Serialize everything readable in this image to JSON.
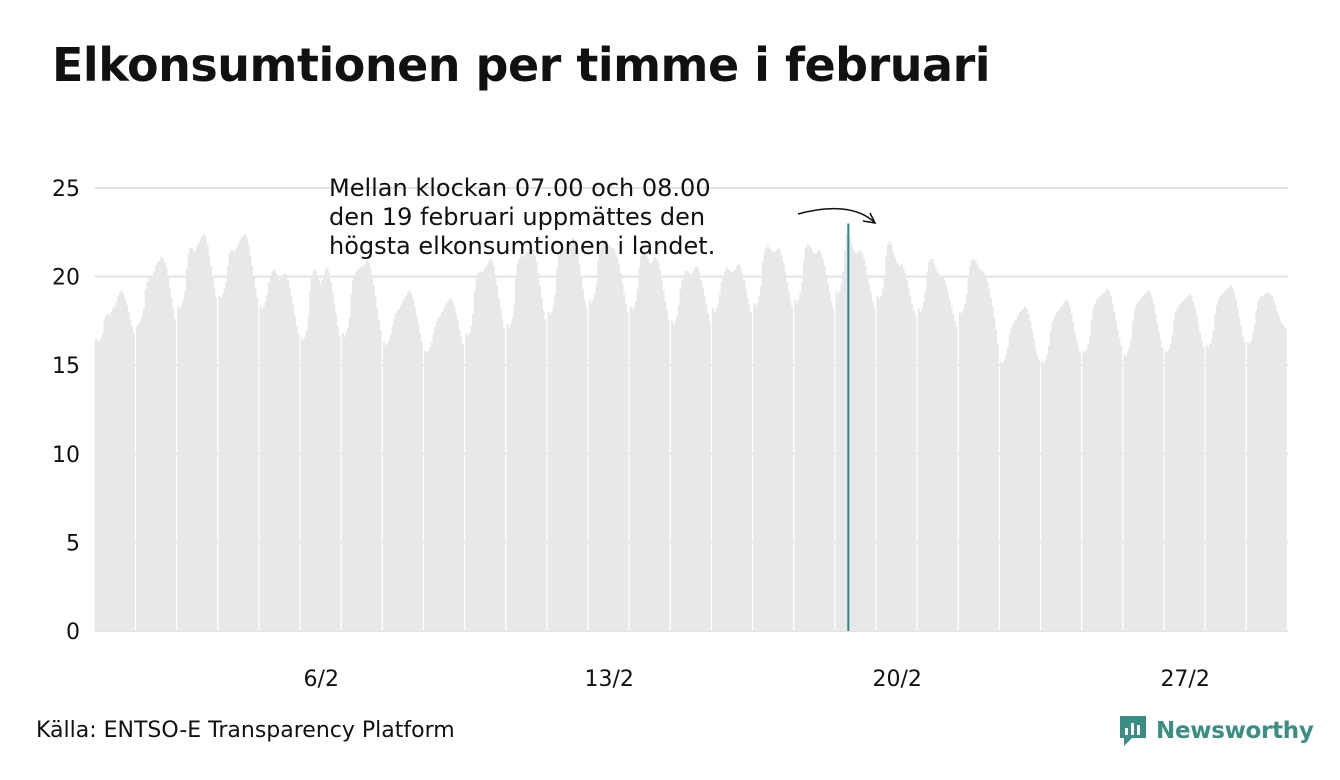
{
  "title": "Elkonsumtionen per timme i februari",
  "source": "Källa: ENTSO-E Transparency Platform",
  "logo": {
    "text": "Newsworthy",
    "icon": "newsworthy-chart-icon"
  },
  "colors": {
    "bars": "#e8e8e8",
    "highlight": "#2a8a7e",
    "grid": "#e3e3e3",
    "logo": "#3a8e84"
  },
  "annotation": {
    "lines": [
      "Mellan klockan 07.00 och 08.00",
      "den 19 februari uppmättes den",
      "högsta elkonsumtionen i landet."
    ]
  },
  "chart_data": {
    "type": "bar",
    "days": 29,
    "hours_per_day": 24,
    "ylim": [
      0,
      25
    ],
    "yticks": [
      0,
      5,
      10,
      15,
      20,
      25
    ],
    "xticks": [
      {
        "day": 6,
        "label": "6/2"
      },
      {
        "day": 13,
        "label": "13/2"
      },
      {
        "day": 20,
        "label": "20/2"
      },
      {
        "day": 27,
        "label": "27/2"
      }
    ],
    "highlight": {
      "day": 19,
      "hour": 7,
      "value": 23.0
    },
    "grid": true,
    "daily_values": [
      [
        16.5,
        16.3,
        16.4,
        16.5,
        16.8,
        17.6,
        17.8,
        17.9,
        17.8,
        18.0,
        18.2,
        18.3,
        18.6,
        18.9,
        19.1,
        19.2,
        19.0,
        18.7,
        18.4,
        18.0,
        17.6,
        17.2,
        16.8,
        16.4
      ],
      [
        17.2,
        17.3,
        17.5,
        17.8,
        18.2,
        19.3,
        19.7,
        19.9,
        20.0,
        20.1,
        20.3,
        20.6,
        20.8,
        20.9,
        21.1,
        21.0,
        20.8,
        20.5,
        20.0,
        19.4,
        18.8,
        18.2,
        17.6,
        17.2
      ],
      [
        18.3,
        18.2,
        18.4,
        18.7,
        19.2,
        20.4,
        21.3,
        21.6,
        21.6,
        21.4,
        21.5,
        21.7,
        21.9,
        22.1,
        22.3,
        22.4,
        22.2,
        21.8,
        21.2,
        20.6,
        20.0,
        19.4,
        18.8,
        18.4
      ],
      [
        18.9,
        18.8,
        19.0,
        19.3,
        19.7,
        20.6,
        21.3,
        21.5,
        21.5,
        21.4,
        21.6,
        21.8,
        22.0,
        22.2,
        22.3,
        22.4,
        22.2,
        21.8,
        21.2,
        20.6,
        20.0,
        19.4,
        18.8,
        18.4
      ],
      [
        18.3,
        18.1,
        18.3,
        18.6,
        19.0,
        19.7,
        20.0,
        20.3,
        20.4,
        20.2,
        20.0,
        19.8,
        19.9,
        20.0,
        20.2,
        20.1,
        19.8,
        19.4,
        18.9,
        18.4,
        17.8,
        17.2,
        16.8,
        16.4
      ],
      [
        16.6,
        16.4,
        16.6,
        17.0,
        17.8,
        19.2,
        20.0,
        20.3,
        20.4,
        20.1,
        19.8,
        19.6,
        19.8,
        20.0,
        20.4,
        20.5,
        20.2,
        19.7,
        19.1,
        18.5,
        17.9,
        17.2,
        16.7,
        16.3
      ],
      [
        16.8,
        16.6,
        16.8,
        17.1,
        17.7,
        19.0,
        19.8,
        20.1,
        20.3,
        20.4,
        20.5,
        20.6,
        20.6,
        20.7,
        20.9,
        20.8,
        20.5,
        20.1,
        19.5,
        18.9,
        18.2,
        17.6,
        17.0,
        16.6
      ],
      [
        16.3,
        16.1,
        16.2,
        16.4,
        16.7,
        17.2,
        17.6,
        17.9,
        18.1,
        18.2,
        18.4,
        18.6,
        18.8,
        18.9,
        19.1,
        19.2,
        19.0,
        18.7,
        18.3,
        17.8,
        17.3,
        16.8,
        16.3,
        15.8
      ],
      [
        15.8,
        15.7,
        15.8,
        16.0,
        16.3,
        16.8,
        17.2,
        17.5,
        17.7,
        17.8,
        18.0,
        18.2,
        18.4,
        18.6,
        18.7,
        18.8,
        18.6,
        18.3,
        17.9,
        17.5,
        17.0,
        16.6,
        16.2,
        15.8
      ],
      [
        16.8,
        16.6,
        16.8,
        17.2,
        17.9,
        19.2,
        19.9,
        20.2,
        20.3,
        20.2,
        20.3,
        20.5,
        20.6,
        20.8,
        21.0,
        20.9,
        20.6,
        20.1,
        19.5,
        18.8,
        18.2,
        17.6,
        17.1,
        16.7
      ],
      [
        17.3,
        17.1,
        17.3,
        17.7,
        18.4,
        19.9,
        20.7,
        21.0,
        21.2,
        21.1,
        21.2,
        21.3,
        21.4,
        21.5,
        21.6,
        21.5,
        21.2,
        20.8,
        20.2,
        19.5,
        18.8,
        18.1,
        17.6,
        17.2
      ],
      [
        18.0,
        17.8,
        18.0,
        18.4,
        19.0,
        20.5,
        21.2,
        21.5,
        21.6,
        21.5,
        21.6,
        21.8,
        21.9,
        22.0,
        22.2,
        22.1,
        21.8,
        21.3,
        20.7,
        20.0,
        19.3,
        18.7,
        18.2,
        17.8
      ],
      [
        18.7,
        18.5,
        18.7,
        19.0,
        19.6,
        20.9,
        21.6,
        21.8,
        22.0,
        21.9,
        21.8,
        21.8,
        21.7,
        21.6,
        21.6,
        21.4,
        21.1,
        20.7,
        20.2,
        19.6,
        19.0,
        18.5,
        18.0,
        17.7
      ],
      [
        18.3,
        18.1,
        18.3,
        18.6,
        19.3,
        20.5,
        21.2,
        21.4,
        21.5,
        21.2,
        21.0,
        20.8,
        20.8,
        20.9,
        21.1,
        21.0,
        20.8,
        20.4,
        19.8,
        19.2,
        18.6,
        18.1,
        17.6,
        17.2
      ],
      [
        17.5,
        17.3,
        17.5,
        17.8,
        18.4,
        19.3,
        19.8,
        20.1,
        20.3,
        20.3,
        20.2,
        20.1,
        20.2,
        20.4,
        20.6,
        20.5,
        20.2,
        19.8,
        19.4,
        18.9,
        18.4,
        17.9,
        17.5,
        17.2
      ],
      [
        18.2,
        18.0,
        18.2,
        18.5,
        19.0,
        19.7,
        20.0,
        20.3,
        20.5,
        20.4,
        20.3,
        20.2,
        20.3,
        20.4,
        20.6,
        20.7,
        20.5,
        20.2,
        19.8,
        19.3,
        18.8,
        18.4,
        18.0,
        17.8
      ],
      [
        18.5,
        18.3,
        18.5,
        18.9,
        19.5,
        20.8,
        21.4,
        21.6,
        21.7,
        21.6,
        21.5,
        21.4,
        21.4,
        21.5,
        21.6,
        21.5,
        21.2,
        20.8,
        20.3,
        19.7,
        19.2,
        18.7,
        18.3,
        18.0
      ],
      [
        18.7,
        18.5,
        18.7,
        19.1,
        19.7,
        20.9,
        21.6,
        21.8,
        21.8,
        21.6,
        21.4,
        21.3,
        21.3,
        21.4,
        21.5,
        21.3,
        21.0,
        20.6,
        20.1,
        19.6,
        19.1,
        18.6,
        18.2,
        18.0
      ],
      [
        19.2,
        19.0,
        19.2,
        19.6,
        20.3,
        21.5,
        22.4,
        23.0,
        22.3,
        21.8,
        21.5,
        21.3,
        21.3,
        21.4,
        21.5,
        21.3,
        21.0,
        20.6,
        20.1,
        19.6,
        19.1,
        18.6,
        18.3,
        18.0
      ],
      [
        18.9,
        18.7,
        18.9,
        19.3,
        20.0,
        21.2,
        21.8,
        22.0,
        21.8,
        21.4,
        21.1,
        20.8,
        20.7,
        20.6,
        20.7,
        20.5,
        20.2,
        19.8,
        19.4,
        18.9,
        18.5,
        18.1,
        17.8,
        17.5
      ],
      [
        18.2,
        18.0,
        18.2,
        18.6,
        19.2,
        20.3,
        20.8,
        21.0,
        21.0,
        20.7,
        20.4,
        20.2,
        20.1,
        20.0,
        20.0,
        19.8,
        19.5,
        19.1,
        18.7,
        18.3,
        17.9,
        17.5,
        17.2,
        16.9
      ],
      [
        18.0,
        17.9,
        18.1,
        18.5,
        19.0,
        20.0,
        20.6,
        20.9,
        21.0,
        20.9,
        20.7,
        20.5,
        20.4,
        20.3,
        20.2,
        20.0,
        19.7,
        19.3,
        18.8,
        18.3,
        17.7,
        17.0,
        16.2,
        15.6
      ],
      [
        15.2,
        15.1,
        15.3,
        15.6,
        16.0,
        16.7,
        17.1,
        17.3,
        17.5,
        17.6,
        17.8,
        18.0,
        18.1,
        18.2,
        18.3,
        18.2,
        17.9,
        17.5,
        17.0,
        16.5,
        16.0,
        15.6,
        15.3,
        15.1
      ],
      [
        15.2,
        15.1,
        15.3,
        15.6,
        16.1,
        16.9,
        17.4,
        17.7,
        17.9,
        18.0,
        18.1,
        18.3,
        18.4,
        18.6,
        18.7,
        18.6,
        18.3,
        17.9,
        17.4,
        16.9,
        16.4,
        16.0,
        15.7,
        15.5
      ],
      [
        15.8,
        15.7,
        15.9,
        16.2,
        16.7,
        17.6,
        18.2,
        18.5,
        18.7,
        18.8,
        18.9,
        19.0,
        19.1,
        19.2,
        19.3,
        19.2,
        18.9,
        18.5,
        18.0,
        17.5,
        17.0,
        16.5,
        16.1,
        15.8
      ],
      [
        15.6,
        15.5,
        15.7,
        16.0,
        16.5,
        17.5,
        18.1,
        18.4,
        18.6,
        18.7,
        18.8,
        18.9,
        19.0,
        19.1,
        19.2,
        19.1,
        18.8,
        18.4,
        17.9,
        17.4,
        16.9,
        16.4,
        16.0,
        15.7
      ],
      [
        15.8,
        15.7,
        15.9,
        16.2,
        16.7,
        17.5,
        18.0,
        18.2,
        18.4,
        18.5,
        18.6,
        18.7,
        18.8,
        18.9,
        19.0,
        18.9,
        18.6,
        18.3,
        17.8,
        17.3,
        16.8,
        16.4,
        16.0,
        15.7
      ],
      [
        16.1,
        16.0,
        16.2,
        16.5,
        17.0,
        17.9,
        18.4,
        18.7,
        18.9,
        19.0,
        19.1,
        19.2,
        19.3,
        19.4,
        19.5,
        19.4,
        19.1,
        18.7,
        18.2,
        17.7,
        17.2,
        16.7,
        16.3,
        16.0
      ],
      [
        16.3,
        16.2,
        16.4,
        16.8,
        17.3,
        18.1,
        18.6,
        18.8,
        18.9,
        18.9,
        19.0,
        19.1,
        19.1,
        19.0,
        18.9,
        18.7,
        18.4,
        18.1,
        17.8,
        17.5,
        17.3,
        17.2,
        17.1,
        17.0
      ]
    ]
  }
}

......

> **REQUIREMENT**
Identify the lines above with the word "februari". Copy them.

> **SOLVED PROBLEM**
  "title": "Elkonsumtionen per timme i februari",
      "den 19 februari uppmättes den",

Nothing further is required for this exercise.